Given exercise
Collect all lines from the records below that include the word "JSON".

Material to process
-=-=-=-=-

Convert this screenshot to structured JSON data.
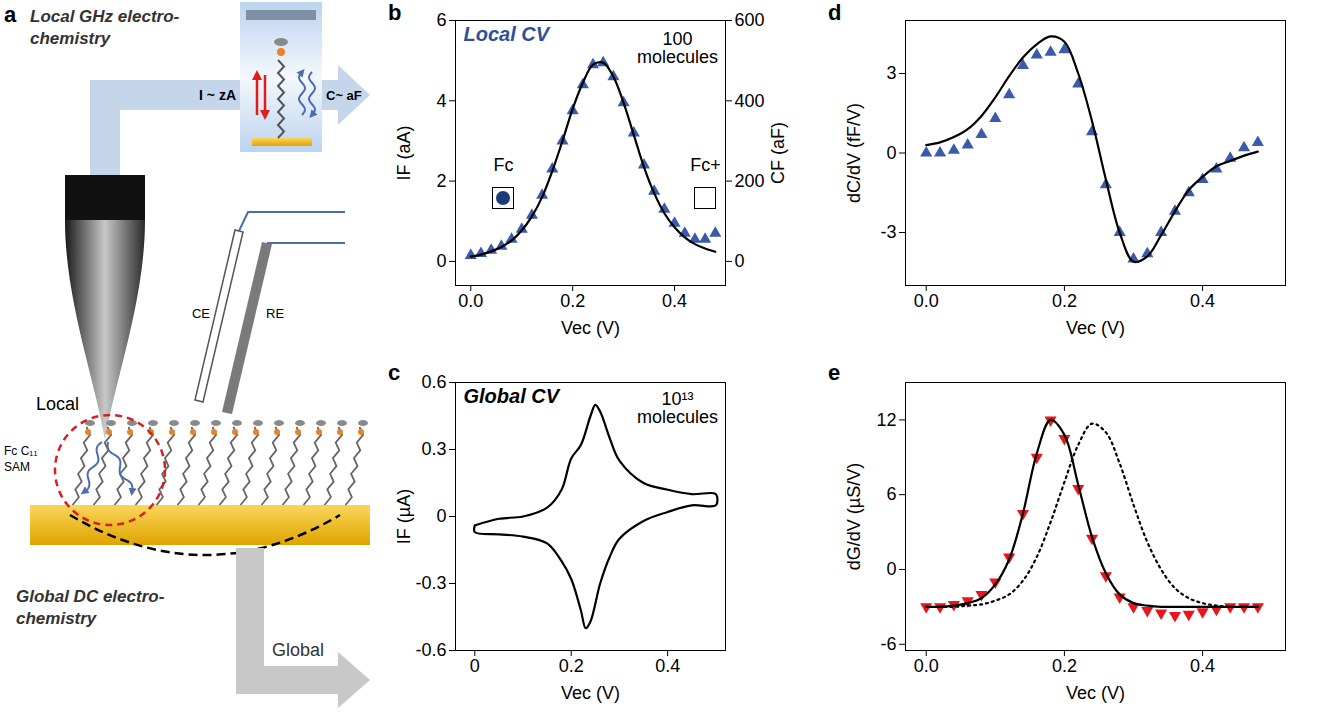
{
  "diagram": {
    "panel": "a",
    "title_top": "Local GHz electro-chemistry",
    "title_bottom": "Global DC electro-chemistry",
    "current": "I ~ zA",
    "capacitance": "C~ aF",
    "counter_electrode": "CE",
    "reference_electrode": "RE",
    "local": "Local",
    "global": "Global",
    "sam": "Fc C₁₁ SAM"
  },
  "chart_data": [
    {
      "panel": "b",
      "type": "line",
      "x_label": "Vec (V)",
      "y_label": "IF (aA)",
      "y2_label": "CF (aF)",
      "annotations": [
        {
          "text": "Local CV",
          "color": "#2e4f9e"
        },
        {
          "text": "100 molecules",
          "color": "#000000"
        },
        {
          "text": "Fc",
          "color": "#000000"
        },
        {
          "text": "Fc+",
          "color": "#000000"
        }
      ],
      "xlim": [
        -0.03,
        0.5
      ],
      "xticks": [
        {
          "value": 0,
          "label": "0.0"
        },
        0.2,
        0.4
      ],
      "ylim": [
        -0.6,
        6
      ],
      "yticks": [
        0,
        2,
        4,
        6
      ],
      "y2lim": [
        -60,
        600
      ],
      "y2ticks": [
        0,
        200,
        400,
        600
      ],
      "x": [
        0,
        0.02,
        0.04,
        0.06,
        0.08,
        0.1,
        0.12,
        0.14,
        0.16,
        0.18,
        0.2,
        0.22,
        0.24,
        0.26,
        0.28,
        0.3,
        0.32,
        0.34,
        0.36,
        0.38,
        0.4,
        0.42,
        0.44,
        0.46,
        0.48
      ],
      "series": [
        {
          "type": "scatter",
          "marker": "triangle",
          "color": "#3a5bab",
          "values": [
            0.15,
            0.2,
            0.28,
            0.38,
            0.55,
            0.8,
            1.15,
            1.65,
            2.3,
            3.0,
            3.75,
            4.4,
            4.9,
            4.95,
            4.6,
            3.95,
            3.2,
            2.4,
            1.75,
            1.3,
            0.95,
            0.7,
            0.55,
            0.55,
            0.7
          ]
        },
        {
          "type": "line",
          "line_style": "solid",
          "color": "#000000",
          "values": [
            0.12,
            0.17,
            0.25,
            0.36,
            0.52,
            0.77,
            1.12,
            1.6,
            2.25,
            3.0,
            3.8,
            4.45,
            4.9,
            4.95,
            4.6,
            3.95,
            3.15,
            2.35,
            1.7,
            1.2,
            0.85,
            0.6,
            0.43,
            0.32,
            0.24
          ]
        }
      ]
    },
    {
      "panel": "c",
      "type": "line",
      "x_label": "Vec (V)",
      "y_label": "IF (µA)",
      "annotations": [
        {
          "text": "Global CV",
          "color": "#000000"
        },
        {
          "text": "10¹³ molecules",
          "color": "#000000"
        }
      ],
      "xlim": [
        -0.04,
        0.52
      ],
      "xticks": [
        0,
        0.2,
        0.4
      ],
      "ylim": [
        -0.6,
        0.6
      ],
      "yticks": [
        -0.6,
        -0.3,
        0,
        0.3,
        0.6
      ],
      "series": [
        {
          "type": "line",
          "line_style": "solid",
          "color": "#000000",
          "x": [
            0,
            0.05,
            0.1,
            0.15,
            0.18,
            0.2,
            0.22,
            0.24,
            0.25,
            0.26,
            0.28,
            0.3,
            0.35,
            0.4,
            0.45,
            0.5,
            0.5,
            0.45,
            0.4,
            0.35,
            0.3,
            0.28,
            0.26,
            0.24,
            0.23,
            0.22,
            0.2,
            0.18,
            0.15,
            0.1,
            0.05,
            0,
            0
          ],
          "values": [
            -0.04,
            -0.01,
            0.0,
            0.04,
            0.12,
            0.26,
            0.32,
            0.45,
            0.5,
            0.47,
            0.35,
            0.25,
            0.15,
            0.12,
            0.1,
            0.1,
            0.05,
            0.05,
            0.02,
            -0.02,
            -0.1,
            -0.18,
            -0.3,
            -0.47,
            -0.5,
            -0.42,
            -0.28,
            -0.2,
            -0.12,
            -0.09,
            -0.08,
            -0.07,
            -0.04
          ]
        }
      ]
    },
    {
      "panel": "d",
      "type": "line",
      "x_label": "Vec (V)",
      "y_label": "dC/dV (fF/V)",
      "xlim": [
        -0.03,
        0.52
      ],
      "xticks": [
        {
          "value": 0,
          "label": "0.0"
        },
        0.2,
        0.4
      ],
      "ylim": [
        -5,
        5
      ],
      "yticks": [
        -3,
        0,
        3
      ],
      "x": [
        0,
        0.02,
        0.04,
        0.06,
        0.08,
        0.1,
        0.12,
        0.14,
        0.16,
        0.18,
        0.2,
        0.22,
        0.24,
        0.26,
        0.28,
        0.3,
        0.32,
        0.34,
        0.36,
        0.38,
        0.4,
        0.42,
        0.44,
        0.46,
        0.48
      ],
      "series": [
        {
          "type": "scatter",
          "marker": "triangle",
          "color": "#3a5bab",
          "values": [
            0.0,
            0.0,
            0.1,
            0.3,
            0.7,
            1.3,
            2.2,
            3.3,
            3.7,
            3.8,
            3.9,
            2.6,
            0.8,
            -1.2,
            -3.0,
            -4.0,
            -3.8,
            -3.0,
            -2.2,
            -1.5,
            -1.0,
            -0.6,
            -0.2,
            0.2,
            0.4
          ]
        },
        {
          "type": "line",
          "line_style": "solid",
          "color": "#000000",
          "values": [
            0.3,
            0.4,
            0.6,
            0.9,
            1.4,
            2.1,
            2.9,
            3.6,
            4.1,
            4.4,
            4.2,
            3.0,
            1.2,
            -1.0,
            -3.0,
            -4.1,
            -3.9,
            -3.1,
            -2.2,
            -1.4,
            -0.9,
            -0.5,
            -0.3,
            -0.1,
            0.05
          ]
        }
      ]
    },
    {
      "panel": "e",
      "type": "line",
      "x_label": "Vec (V)",
      "y_label": "dG/dV (µS/V)",
      "xlim": [
        -0.03,
        0.52
      ],
      "xticks": [
        {
          "value": 0,
          "label": "0.0"
        },
        0.2,
        0.4
      ],
      "ylim": [
        -6.5,
        15
      ],
      "yticks": [
        -6,
        0,
        6,
        12
      ],
      "x": [
        0,
        0.02,
        0.04,
        0.06,
        0.08,
        0.1,
        0.12,
        0.14,
        0.16,
        0.18,
        0.2,
        0.22,
        0.24,
        0.26,
        0.28,
        0.3,
        0.32,
        0.34,
        0.36,
        0.38,
        0.4,
        0.42,
        0.44,
        0.46,
        0.48
      ],
      "series": [
        {
          "type": "scatter",
          "marker": "triangle-down",
          "color": "#e8161c",
          "values": [
            -3.0,
            -3.0,
            -2.8,
            -2.5,
            -2.0,
            -1.0,
            1.0,
            4.5,
            9.0,
            12.0,
            10.5,
            6.5,
            2.5,
            -0.5,
            -2.2,
            -3.0,
            -3.3,
            -3.5,
            -3.7,
            -3.6,
            -3.4,
            -3.2,
            -3.0,
            -3.0,
            -3.0
          ]
        },
        {
          "type": "line",
          "line_style": "solid",
          "color": "#000000",
          "values": [
            -3.0,
            -3.0,
            -2.9,
            -2.7,
            -2.3,
            -1.2,
            0.8,
            4.5,
            9.3,
            12.0,
            10.8,
            6.8,
            2.6,
            -0.3,
            -2.0,
            -2.7,
            -2.9,
            -3.0,
            -3.0,
            -3.0,
            -3.0,
            -3.0,
            -3.0,
            -3.0,
            -3.0
          ]
        },
        {
          "type": "line",
          "line_style": "dotted",
          "color": "#000000",
          "values": [
            -3.0,
            -3.0,
            -3.0,
            -2.9,
            -2.8,
            -2.5,
            -2.0,
            -0.9,
            1.0,
            3.8,
            7.0,
            10.0,
            11.7,
            11.0,
            8.5,
            5.2,
            2.2,
            0.0,
            -1.5,
            -2.3,
            -2.7,
            -2.9,
            -3.0,
            -3.0,
            -3.0
          ]
        }
      ]
    }
  ]
}
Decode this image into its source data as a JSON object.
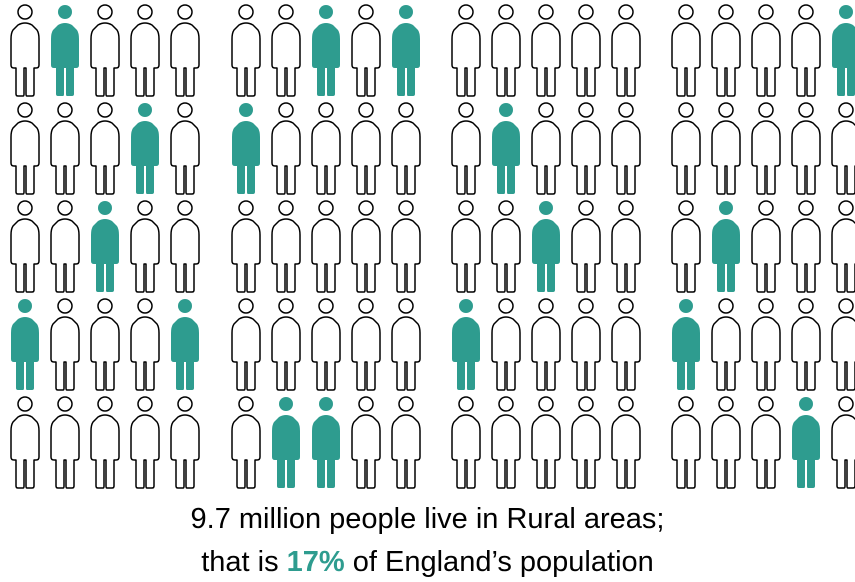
{
  "colors": {
    "highlight": "#2e9c8f",
    "outline": "#000000",
    "background": "#ffffff"
  },
  "icon": "person-icon",
  "grid": {
    "blocks": [
      {
        "rows": [
          [
            0,
            1,
            0,
            0,
            0
          ],
          [
            0,
            0,
            0,
            1,
            0
          ],
          [
            0,
            0,
            1,
            0,
            0
          ],
          [
            1,
            0,
            0,
            0,
            1
          ],
          [
            0,
            0,
            0,
            0,
            0
          ]
        ]
      },
      {
        "rows": [
          [
            0,
            0,
            1,
            0,
            1
          ],
          [
            1,
            0,
            0,
            0,
            0
          ],
          [
            0,
            0,
            0,
            0,
            0
          ],
          [
            0,
            0,
            0,
            0,
            0
          ],
          [
            0,
            1,
            1,
            0,
            0
          ]
        ]
      },
      {
        "rows": [
          [
            0,
            0,
            0,
            0,
            0
          ],
          [
            0,
            1,
            0,
            0,
            0
          ],
          [
            0,
            0,
            1,
            0,
            0
          ],
          [
            1,
            0,
            0,
            0,
            0
          ],
          [
            0,
            0,
            0,
            0,
            0
          ]
        ]
      },
      {
        "rows": [
          [
            0,
            0,
            0,
            0,
            1
          ],
          [
            0,
            0,
            0,
            0,
            0
          ],
          [
            0,
            1,
            0,
            0,
            0
          ],
          [
            1,
            0,
            0,
            0,
            0
          ],
          [
            0,
            0,
            0,
            1,
            0
          ]
        ]
      }
    ]
  },
  "caption": {
    "line1": "9.7 million people live in Rural areas;",
    "line2_prefix": "that is ",
    "line2_highlight": "17%",
    "line2_suffix": " of England’s population"
  }
}
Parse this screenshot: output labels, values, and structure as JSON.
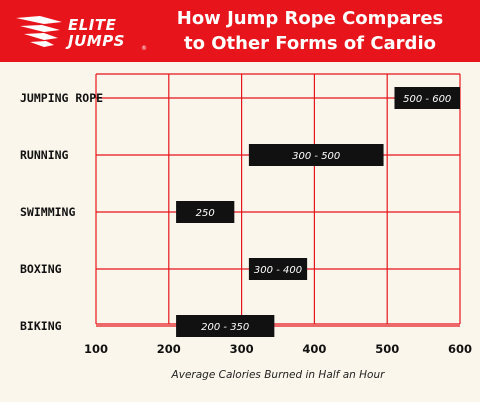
{
  "header": {
    "logo_line1": "ELITE",
    "logo_line2": "JUMPS",
    "logo_mark": "®",
    "title_line1": "How Jump Rope Compares",
    "title_line2": "to Other Forms of Cardio"
  },
  "colors": {
    "brand_red": "#e8141b",
    "background": "#fbf6ec",
    "grid": "#e8141b",
    "bar": "#111111"
  },
  "chart_data": {
    "type": "bar",
    "orientation": "horizontal-range",
    "categories": [
      "JUMPING ROPE",
      "RUNNING",
      "SWIMMING",
      "BOXING",
      "BIKING"
    ],
    "ranges": [
      [
        510,
        600
      ],
      [
        310,
        495
      ],
      [
        210,
        290
      ],
      [
        310,
        390
      ],
      [
        210,
        345
      ]
    ],
    "labels": [
      "500 - 600",
      "300 - 500",
      "250",
      "300 - 400",
      "200 - 350"
    ],
    "xlabel": "Average Calories Burned in Half an Hour",
    "xlim": [
      100,
      600
    ],
    "xticks": [
      100,
      200,
      300,
      400,
      500,
      600
    ],
    "grid": true
  }
}
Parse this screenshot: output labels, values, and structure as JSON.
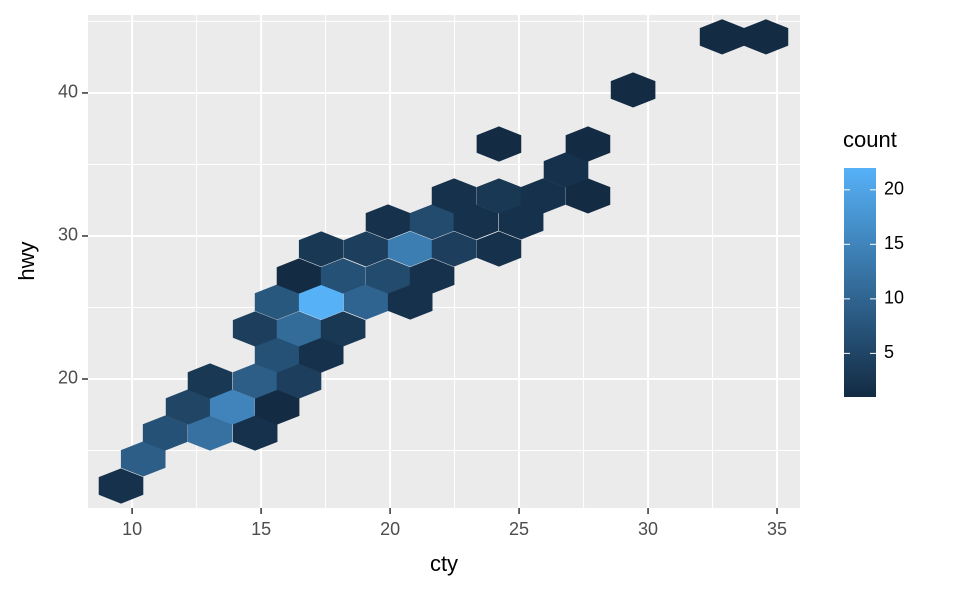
{
  "chart_data": {
    "type": "hexbin",
    "x_label": "cty",
    "y_label": "hwy",
    "legend_title": "count",
    "x": [
      9.57,
      10.43,
      11.28,
      13.02,
      14.77,
      12.17,
      13.88,
      15.62,
      13.02,
      14.77,
      16.47,
      15.62,
      17.33,
      14.77,
      16.47,
      18.18,
      15.62,
      17.33,
      19.07,
      20.78,
      16.47,
      18.18,
      19.92,
      21.63,
      17.33,
      19.07,
      20.78,
      22.48,
      24.22,
      19.92,
      21.63,
      23.33,
      25.08,
      22.48,
      24.22,
      25.93,
      27.67,
      26.82,
      24.22,
      27.67,
      29.42,
      32.87,
      34.57
    ],
    "y": [
      12.52,
      14.41,
      16.22,
      16.22,
      16.22,
      18.04,
      18.04,
      18.04,
      19.86,
      19.86,
      19.86,
      21.68,
      21.68,
      23.5,
      23.5,
      23.5,
      25.38,
      25.38,
      25.38,
      25.38,
      27.2,
      27.2,
      27.2,
      27.2,
      29.09,
      29.09,
      29.09,
      29.09,
      29.09,
      30.98,
      30.98,
      30.98,
      30.98,
      32.8,
      32.8,
      32.8,
      32.8,
      34.62,
      36.43,
      36.43,
      40.21,
      43.92,
      43.92
    ],
    "count": [
      2,
      9,
      7,
      12,
      2,
      5,
      15,
      1,
      3,
      9,
      4,
      7,
      2,
      4,
      11,
      3,
      8,
      22,
      10,
      2,
      1,
      7,
      6,
      2,
      3,
      4,
      14,
      4,
      2,
      2,
      6,
      2,
      2,
      2,
      3,
      2,
      1,
      2,
      1,
      1,
      1,
      1,
      1
    ],
    "xlim": [
      8.29,
      35.89
    ],
    "ylim": [
      10.98,
      45.45
    ],
    "xticks": [
      10,
      15,
      20,
      25,
      30,
      35
    ],
    "yticks": [
      20,
      30,
      40
    ],
    "fill_lim": [
      1,
      22
    ],
    "fill_ticks": [
      5,
      10,
      15,
      20
    ],
    "low_color": "#132B43",
    "high_color": "#56B1F7",
    "grid": true
  }
}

-=-=-=-=-

Final result
Convert this screenshot to structured JSON data.
Decode this image into its source data as a JSON object.
Parse this screenshot: output labels, values, and structure as JSON.
Parse this screenshot: output labels, values, and structure as JSON.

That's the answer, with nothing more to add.